→ What this task involves
Each line that holds the word "普制金币" counts once. Give the total number of such lines and nothing else.

[Rows from a dataset]
* * * * * * * * *

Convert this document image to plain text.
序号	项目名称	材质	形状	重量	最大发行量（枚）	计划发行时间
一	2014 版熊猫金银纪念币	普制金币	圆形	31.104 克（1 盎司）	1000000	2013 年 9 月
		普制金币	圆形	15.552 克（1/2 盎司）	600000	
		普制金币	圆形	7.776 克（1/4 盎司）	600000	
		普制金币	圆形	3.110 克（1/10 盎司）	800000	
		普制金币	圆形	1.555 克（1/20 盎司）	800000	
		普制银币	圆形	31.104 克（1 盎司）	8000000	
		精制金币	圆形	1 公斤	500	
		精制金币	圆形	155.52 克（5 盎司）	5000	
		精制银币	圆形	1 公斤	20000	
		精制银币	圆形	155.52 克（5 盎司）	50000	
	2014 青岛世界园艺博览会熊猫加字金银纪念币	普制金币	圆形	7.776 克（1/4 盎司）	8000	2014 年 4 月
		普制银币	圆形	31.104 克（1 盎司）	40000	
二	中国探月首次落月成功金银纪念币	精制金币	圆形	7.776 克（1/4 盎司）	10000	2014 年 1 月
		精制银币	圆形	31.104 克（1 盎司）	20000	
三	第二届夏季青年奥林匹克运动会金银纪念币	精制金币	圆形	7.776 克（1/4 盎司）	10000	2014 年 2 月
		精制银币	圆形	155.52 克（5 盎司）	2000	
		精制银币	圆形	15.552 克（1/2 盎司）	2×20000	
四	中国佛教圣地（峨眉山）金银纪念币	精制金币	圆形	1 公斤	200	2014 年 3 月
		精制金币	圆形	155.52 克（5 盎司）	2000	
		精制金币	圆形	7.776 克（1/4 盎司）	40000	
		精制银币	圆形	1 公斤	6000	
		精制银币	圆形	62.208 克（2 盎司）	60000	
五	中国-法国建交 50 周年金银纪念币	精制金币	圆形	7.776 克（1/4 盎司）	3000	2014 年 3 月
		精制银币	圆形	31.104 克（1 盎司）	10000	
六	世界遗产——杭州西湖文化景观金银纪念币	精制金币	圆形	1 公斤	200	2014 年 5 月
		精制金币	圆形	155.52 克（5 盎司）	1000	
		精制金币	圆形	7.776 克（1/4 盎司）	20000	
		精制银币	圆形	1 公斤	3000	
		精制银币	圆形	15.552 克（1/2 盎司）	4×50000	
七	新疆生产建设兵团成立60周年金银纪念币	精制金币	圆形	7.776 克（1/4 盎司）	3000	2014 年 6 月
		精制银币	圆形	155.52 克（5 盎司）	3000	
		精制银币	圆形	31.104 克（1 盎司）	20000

* * * * * * * * *

→ The output
6